*GIVEN EXERCISE*:
Copy the records below exactly, omitting any pictures they contain.

*Figure data in JSON*:

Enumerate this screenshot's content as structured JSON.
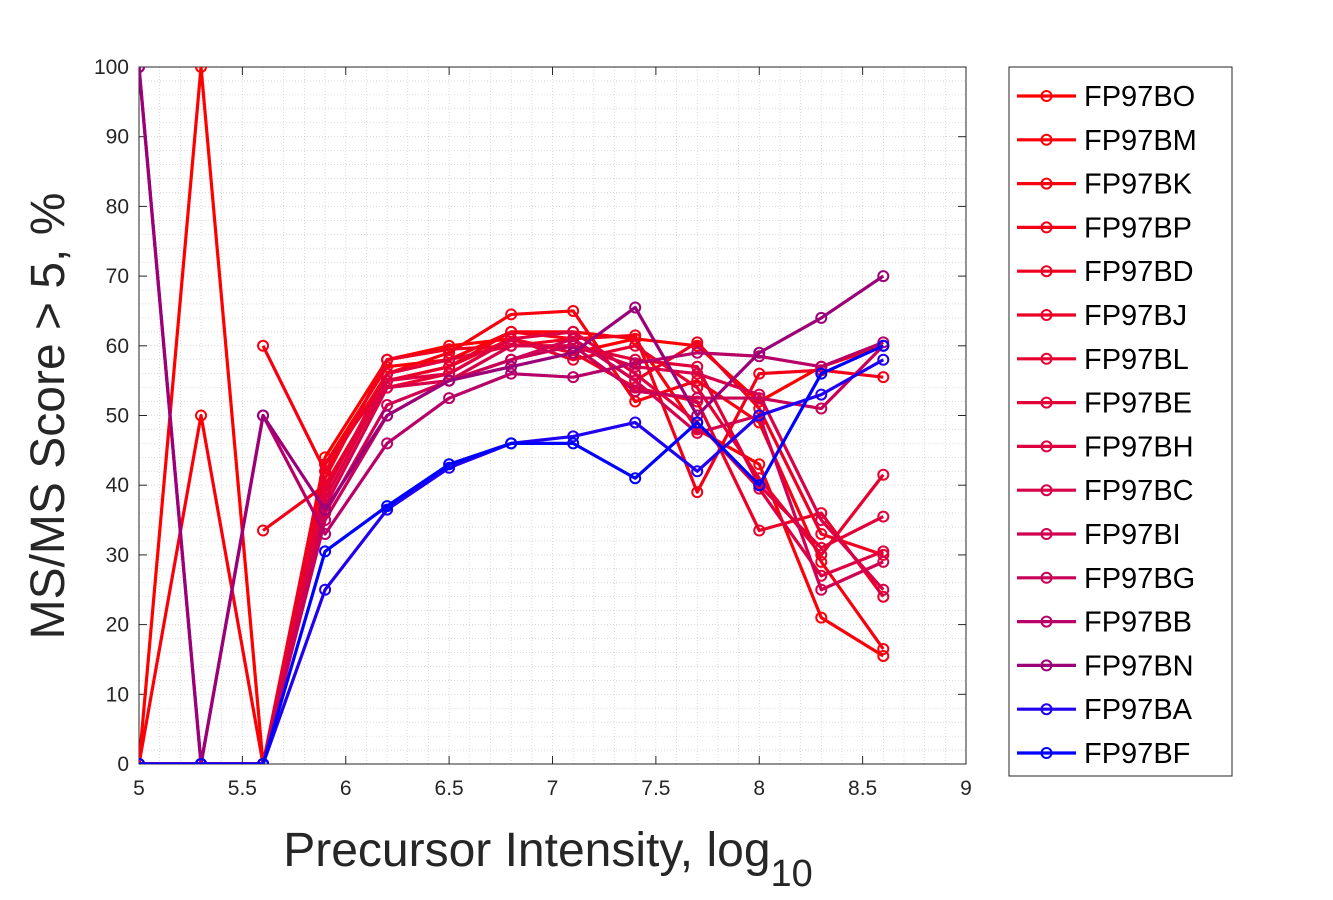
{
  "chart_data": {
    "type": "line",
    "xlabel": "Precursor Intensity, log",
    "xlabel_subscript": "10",
    "ylabel": "MS/MS Score > 5,  %",
    "xlim": [
      5,
      9
    ],
    "ylim": [
      0,
      100
    ],
    "xticks": [
      "5",
      "5.5",
      "6",
      "6.5",
      "7",
      "7.5",
      "8",
      "8.5",
      "9"
    ],
    "yticks": [
      "0",
      "10",
      "20",
      "30",
      "40",
      "50",
      "60",
      "70",
      "80",
      "90",
      "100"
    ],
    "grid": "minor dotted",
    "legend_position": "outside-right",
    "x": [
      5,
      5.3,
      5.6,
      5.9,
      6.2,
      6.5,
      6.8,
      7.1,
      7.4,
      7.7,
      8,
      8.3,
      8.6
    ],
    "series": [
      {
        "name": "FP97BO",
        "color": "#ff0000",
        "values": [
          0,
          100,
          0,
          44,
          58,
          60,
          61,
          59,
          61,
          60,
          52,
          57,
          60
        ]
      },
      {
        "name": "FP97BM",
        "color": "#fb0008",
        "values": [
          0,
          50,
          0,
          43,
          57,
          58,
          62,
          62,
          61,
          48,
          43,
          21,
          15.5
        ]
      },
      {
        "name": "FP97BK",
        "color": "#f70010",
        "values": [
          null,
          null,
          60,
          42,
          56,
          59,
          64.5,
          65,
          52,
          55,
          49,
          29,
          16.5
        ]
      },
      {
        "name": "FP97BP",
        "color": "#f30018",
        "values": [
          null,
          null,
          33.5,
          40,
          55,
          57,
          62,
          61,
          61.5,
          39,
          56,
          56.5,
          55.5
        ]
      },
      {
        "name": "FP97BD",
        "color": "#ef0020",
        "values": [
          0,
          0,
          0,
          41,
          58,
          59.5,
          60,
          61,
          55,
          60.5,
          51,
          33,
          30
        ]
      },
      {
        "name": "FP97BJ",
        "color": "#eb0028",
        "values": [
          0,
          0,
          0,
          43,
          55,
          57,
          61,
          59,
          54,
          52,
          33.5,
          36,
          24
        ]
      },
      {
        "name": "FP97BL",
        "color": "#e70030",
        "values": [
          0,
          0,
          0,
          40,
          54,
          56,
          61,
          58,
          60,
          54,
          41,
          30,
          41.5
        ]
      },
      {
        "name": "FP97BE",
        "color": "#e20038",
        "values": [
          0,
          0,
          0,
          39,
          56,
          58,
          60,
          60,
          58,
          57,
          40,
          31,
          35.5
        ]
      },
      {
        "name": "FP97BH",
        "color": "#de0040",
        "values": [
          0,
          0,
          0,
          38,
          55,
          56,
          61,
          62,
          56,
          49,
          39.5,
          27,
          30.5
        ]
      },
      {
        "name": "FP97BC",
        "color": "#d80048",
        "values": [
          0,
          0,
          0,
          37,
          54,
          55,
          60,
          60,
          57,
          56,
          53,
          35,
          25
        ]
      },
      {
        "name": "FP97BI",
        "color": "#d20050",
        "values": [
          0,
          0,
          0,
          36,
          51.5,
          55,
          58,
          61,
          55,
          47.5,
          50,
          25,
          29
        ]
      },
      {
        "name": "FP97BG",
        "color": "#c80058",
        "values": [
          0,
          0,
          0,
          35,
          50,
          55,
          58,
          60,
          53.5,
          52.5,
          52.5,
          51,
          60
        ]
      },
      {
        "name": "FP97BB",
        "color": "#b80068",
        "values": [
          100,
          0,
          50,
          33,
          46,
          52.5,
          56,
          55.5,
          57.5,
          59,
          58.5,
          57,
          60.5
        ]
      },
      {
        "name": "FP97BN",
        "color": "#9c0078",
        "values": [
          100,
          0,
          50,
          36.5,
          50,
          55,
          57,
          59,
          65.5,
          50,
          59,
          64,
          70
        ]
      },
      {
        "name": "FP97BA",
        "color": "#2000f0",
        "values": [
          0,
          0,
          0,
          25,
          36.5,
          42.5,
          46,
          47,
          49,
          42,
          50,
          53,
          58
        ]
      },
      {
        "name": "FP97BF",
        "color": "#0000ff",
        "values": [
          0,
          0,
          0,
          30.5,
          37,
          43,
          46,
          46,
          41,
          49,
          40,
          56,
          60
        ]
      }
    ]
  }
}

*EXERCISE OUTPUT*:
Enumerate this screenshot's content as structured JSON.
{
  "chart_data": {
    "type": "line",
    "xlabel": "Precursor Intensity, log",
    "xlabel_subscript": "10",
    "ylabel": "MS/MS Score > 5,  %",
    "xlim": [
      5,
      9
    ],
    "ylim": [
      0,
      100
    ],
    "xticks": [
      "5",
      "5.5",
      "6",
      "6.5",
      "7",
      "7.5",
      "8",
      "8.5",
      "9"
    ],
    "yticks": [
      "0",
      "10",
      "20",
      "30",
      "40",
      "50",
      "60",
      "70",
      "80",
      "90",
      "100"
    ],
    "grid": "minor dotted",
    "legend_position": "outside-right",
    "x": [
      5,
      5.3,
      5.6,
      5.9,
      6.2,
      6.5,
      6.8,
      7.1,
      7.4,
      7.7,
      8,
      8.3,
      8.6
    ],
    "series": [
      {
        "name": "FP97BO",
        "color": "#ff0000",
        "values": [
          0,
          100,
          0,
          44,
          58,
          60,
          61,
          59,
          61,
          60,
          52,
          57,
          60
        ]
      },
      {
        "name": "FP97BM",
        "color": "#fb0008",
        "values": [
          0,
          50,
          0,
          43,
          57,
          58,
          62,
          62,
          61,
          48,
          43,
          21,
          15.5
        ]
      },
      {
        "name": "FP97BK",
        "color": "#f70010",
        "values": [
          null,
          null,
          60,
          42,
          56,
          59,
          64.5,
          65,
          52,
          55,
          49,
          29,
          16.5
        ]
      },
      {
        "name": "FP97BP",
        "color": "#f30018",
        "values": [
          null,
          null,
          33.5,
          40,
          55,
          57,
          62,
          61,
          61.5,
          39,
          56,
          56.5,
          55.5
        ]
      },
      {
        "name": "FP97BD",
        "color": "#ef0020",
        "values": [
          0,
          0,
          0,
          41,
          58,
          59.5,
          60,
          61,
          55,
          60.5,
          51,
          33,
          30
        ]
      },
      {
        "name": "FP97BJ",
        "color": "#eb0028",
        "values": [
          0,
          0,
          0,
          43,
          55,
          57,
          61,
          59,
          54,
          52,
          33.5,
          36,
          24
        ]
      },
      {
        "name": "FP97BL",
        "color": "#e70030",
        "values": [
          0,
          0,
          0,
          40,
          54,
          56,
          61,
          58,
          60,
          54,
          41,
          30,
          41.5
        ]
      },
      {
        "name": "FP97BE",
        "color": "#e20038",
        "values": [
          0,
          0,
          0,
          39,
          56,
          58,
          60,
          60,
          58,
          57,
          40,
          31,
          35.5
        ]
      },
      {
        "name": "FP97BH",
        "color": "#de0040",
        "values": [
          0,
          0,
          0,
          38,
          55,
          56,
          61,
          62,
          56,
          49,
          39.5,
          27,
          30.5
        ]
      },
      {
        "name": "FP97BC",
        "color": "#d80048",
        "values": [
          0,
          0,
          0,
          37,
          54,
          55,
          60,
          60,
          57,
          56,
          53,
          35,
          25
        ]
      },
      {
        "name": "FP97BI",
        "color": "#d20050",
        "values": [
          0,
          0,
          0,
          36,
          51.5,
          55,
          58,
          61,
          55,
          47.5,
          50,
          25,
          29
        ]
      },
      {
        "name": "FP97BG",
        "color": "#c80058",
        "values": [
          0,
          0,
          0,
          35,
          50,
          55,
          58,
          60,
          53.5,
          52.5,
          52.5,
          51,
          60
        ]
      },
      {
        "name": "FP97BB",
        "color": "#b80068",
        "values": [
          100,
          0,
          50,
          33,
          46,
          52.5,
          56,
          55.5,
          57.5,
          59,
          58.5,
          57,
          60.5
        ]
      },
      {
        "name": "FP97BN",
        "color": "#9c0078",
        "values": [
          100,
          0,
          50,
          36.5,
          50,
          55,
          57,
          59,
          65.5,
          50,
          59,
          64,
          70
        ]
      },
      {
        "name": "FP97BA",
        "color": "#2000f0",
        "values": [
          0,
          0,
          0,
          25,
          36.5,
          42.5,
          46,
          47,
          49,
          42,
          50,
          53,
          58
        ]
      },
      {
        "name": "FP97BF",
        "color": "#0000ff",
        "values": [
          0,
          0,
          0,
          30.5,
          37,
          43,
          46,
          46,
          41,
          49,
          40,
          56,
          60
        ]
      }
    ]
  }
}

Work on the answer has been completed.